▸ To do
Present every line in which the string "参考答案" appears.
### Information provided
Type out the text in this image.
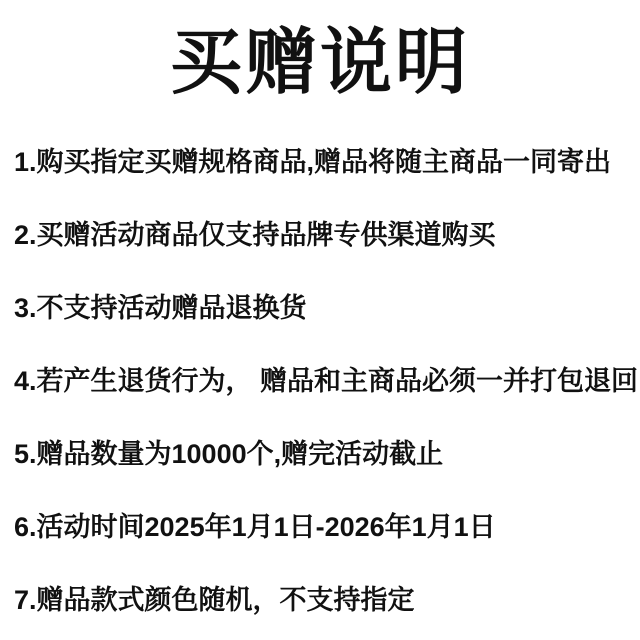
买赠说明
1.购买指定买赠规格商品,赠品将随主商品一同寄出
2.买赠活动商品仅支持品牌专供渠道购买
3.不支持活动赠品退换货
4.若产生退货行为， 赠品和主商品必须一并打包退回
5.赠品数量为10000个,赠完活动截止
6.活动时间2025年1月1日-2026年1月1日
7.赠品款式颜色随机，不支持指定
######
### Information provided
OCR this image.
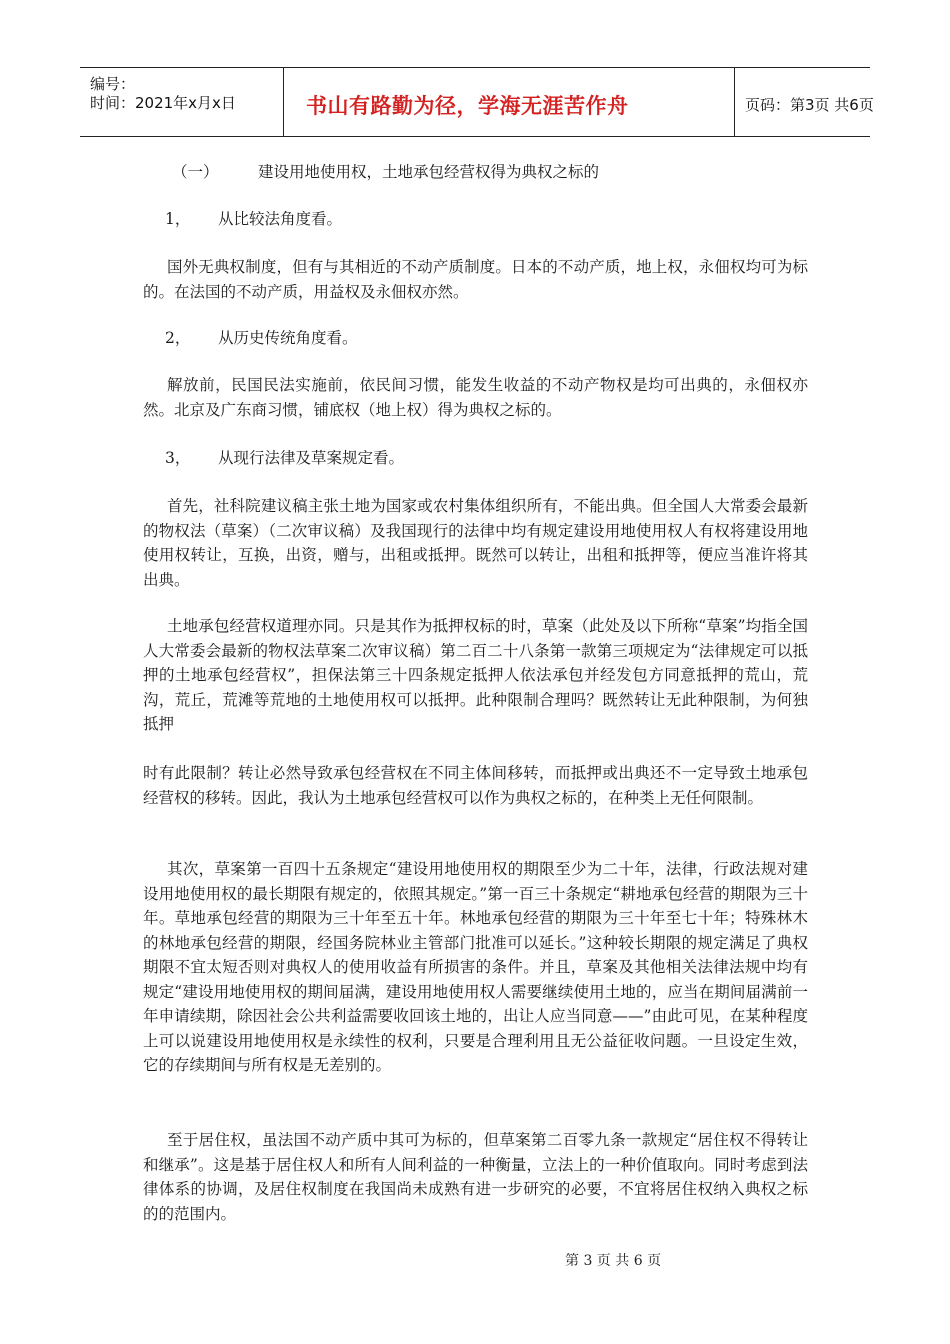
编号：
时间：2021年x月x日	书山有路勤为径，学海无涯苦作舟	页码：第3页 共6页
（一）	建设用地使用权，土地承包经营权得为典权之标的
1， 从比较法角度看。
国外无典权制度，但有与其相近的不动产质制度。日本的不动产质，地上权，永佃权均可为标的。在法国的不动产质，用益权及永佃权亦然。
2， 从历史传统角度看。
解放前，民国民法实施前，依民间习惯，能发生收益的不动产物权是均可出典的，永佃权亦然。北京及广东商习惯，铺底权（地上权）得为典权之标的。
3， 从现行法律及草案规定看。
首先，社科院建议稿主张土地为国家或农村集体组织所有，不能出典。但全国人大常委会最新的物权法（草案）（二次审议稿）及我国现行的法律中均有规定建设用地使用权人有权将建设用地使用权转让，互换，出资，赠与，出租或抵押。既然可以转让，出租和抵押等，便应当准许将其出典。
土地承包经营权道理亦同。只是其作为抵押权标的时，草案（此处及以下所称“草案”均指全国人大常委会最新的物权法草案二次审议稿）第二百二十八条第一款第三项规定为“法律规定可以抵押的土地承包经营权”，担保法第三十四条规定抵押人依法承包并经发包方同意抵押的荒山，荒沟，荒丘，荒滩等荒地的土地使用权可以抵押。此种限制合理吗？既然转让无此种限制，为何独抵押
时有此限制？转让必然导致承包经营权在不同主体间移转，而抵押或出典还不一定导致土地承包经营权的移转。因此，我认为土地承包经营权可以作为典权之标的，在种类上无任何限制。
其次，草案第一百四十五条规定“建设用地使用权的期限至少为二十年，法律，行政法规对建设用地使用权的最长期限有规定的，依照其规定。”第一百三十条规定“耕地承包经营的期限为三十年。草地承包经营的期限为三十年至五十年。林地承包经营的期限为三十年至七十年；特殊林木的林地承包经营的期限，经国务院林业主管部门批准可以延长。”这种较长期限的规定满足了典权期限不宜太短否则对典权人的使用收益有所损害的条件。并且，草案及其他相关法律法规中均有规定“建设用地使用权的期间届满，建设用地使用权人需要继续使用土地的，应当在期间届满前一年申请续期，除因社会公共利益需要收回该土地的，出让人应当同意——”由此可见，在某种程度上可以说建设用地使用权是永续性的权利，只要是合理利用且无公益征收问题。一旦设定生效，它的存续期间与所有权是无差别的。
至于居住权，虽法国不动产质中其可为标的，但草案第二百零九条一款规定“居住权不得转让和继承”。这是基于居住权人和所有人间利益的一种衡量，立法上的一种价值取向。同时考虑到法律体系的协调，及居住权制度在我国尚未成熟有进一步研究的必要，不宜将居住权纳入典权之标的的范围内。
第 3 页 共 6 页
######
### Information provided
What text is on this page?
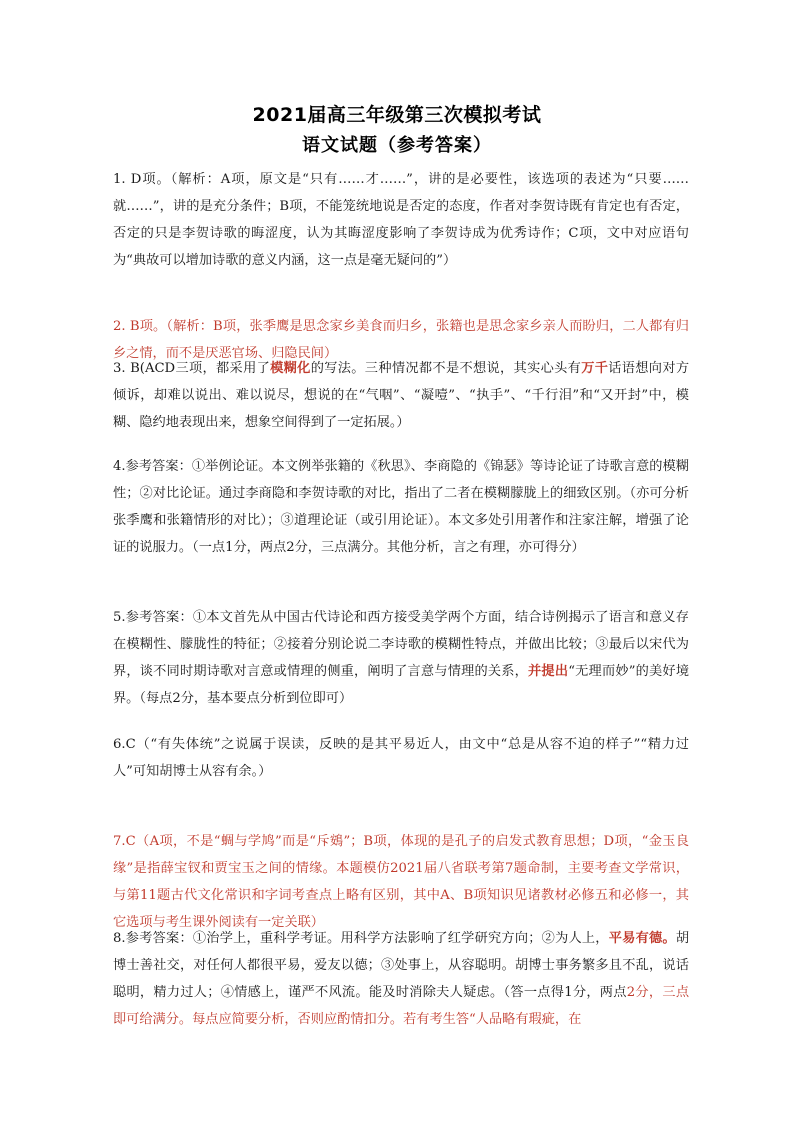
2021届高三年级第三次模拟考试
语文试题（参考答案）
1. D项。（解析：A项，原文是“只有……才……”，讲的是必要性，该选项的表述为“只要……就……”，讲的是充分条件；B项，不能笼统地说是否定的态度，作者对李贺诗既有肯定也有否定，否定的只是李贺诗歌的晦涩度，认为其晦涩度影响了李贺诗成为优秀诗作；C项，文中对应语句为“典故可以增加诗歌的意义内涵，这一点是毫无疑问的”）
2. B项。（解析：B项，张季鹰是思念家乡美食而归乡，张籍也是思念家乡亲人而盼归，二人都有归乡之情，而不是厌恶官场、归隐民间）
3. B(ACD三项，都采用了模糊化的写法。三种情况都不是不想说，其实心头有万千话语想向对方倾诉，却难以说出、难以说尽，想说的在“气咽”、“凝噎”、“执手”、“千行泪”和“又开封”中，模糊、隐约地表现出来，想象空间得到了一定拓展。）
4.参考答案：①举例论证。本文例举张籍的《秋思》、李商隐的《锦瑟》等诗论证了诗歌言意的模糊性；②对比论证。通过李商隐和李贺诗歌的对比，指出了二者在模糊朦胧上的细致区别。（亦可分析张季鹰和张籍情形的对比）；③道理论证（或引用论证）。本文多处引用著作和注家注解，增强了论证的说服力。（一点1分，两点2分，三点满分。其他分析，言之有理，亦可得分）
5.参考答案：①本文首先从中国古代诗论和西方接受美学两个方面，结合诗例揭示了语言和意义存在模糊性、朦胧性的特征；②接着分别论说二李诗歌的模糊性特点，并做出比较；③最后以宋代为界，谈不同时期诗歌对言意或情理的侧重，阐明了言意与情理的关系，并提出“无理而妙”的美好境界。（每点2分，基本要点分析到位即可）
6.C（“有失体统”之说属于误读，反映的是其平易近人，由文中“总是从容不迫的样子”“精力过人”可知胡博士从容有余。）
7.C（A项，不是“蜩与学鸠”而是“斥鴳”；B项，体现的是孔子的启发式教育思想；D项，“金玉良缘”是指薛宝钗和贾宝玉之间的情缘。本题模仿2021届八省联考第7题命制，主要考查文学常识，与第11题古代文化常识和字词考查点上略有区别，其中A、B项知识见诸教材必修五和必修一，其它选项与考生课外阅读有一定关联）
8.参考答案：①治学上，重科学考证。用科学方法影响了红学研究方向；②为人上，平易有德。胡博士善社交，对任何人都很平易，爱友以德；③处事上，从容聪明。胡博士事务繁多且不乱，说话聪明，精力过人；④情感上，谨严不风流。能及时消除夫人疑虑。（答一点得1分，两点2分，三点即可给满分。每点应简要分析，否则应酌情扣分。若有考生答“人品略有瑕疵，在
######
▸ Answer for the task
语文试题（参考答案）
4.参考答案：①举例论证。本文例举张籍的《秋思》、李商隐的《锦瑟》等诗论证了诗歌言意的模糊性；②对比论证。通过李商隐和李贺诗歌的对比，指出了二者在模糊朦胧上的细致区别。（亦可分析张季鹰和张籍情形的对比）；③道理论证（或引用论证）。本文多处引用著作和注家注解，增强了论证的说服力。（一点1分，两点2分，三点满分。其他分析，言之有理，亦可得分）
5.参考答案：①本文首先从中国古代诗论和西方接受美学两个方面，结合诗例揭示了语言和意义存在模糊性、朦胧性的特征；②接着分别论说二李诗歌的模糊性特点，并做出比较；③最后以宋代为界，谈不同时期诗歌对言意或情理的侧重，阐明了言意与情理的关系，并提出“无理而妙”的美好境界。（每点2分，基本要点分析到位即可）
8.参考答案：①治学上，重科学考证。用科学方法影响了红学研究方向；②为人上，平易有德。胡博士善社交，对任何人都很平易，爱友以德；③处事上，从容聪明。胡博士事务繁多且不乱，说话聪明，精力过人；④情感上，谨严不风流。能及时消除夫人疑虑。（答一点得1分，两点2分，三点即可给满分。每点应简要分析，否则应酌情扣分。若有考生答“人品略有瑕疵，在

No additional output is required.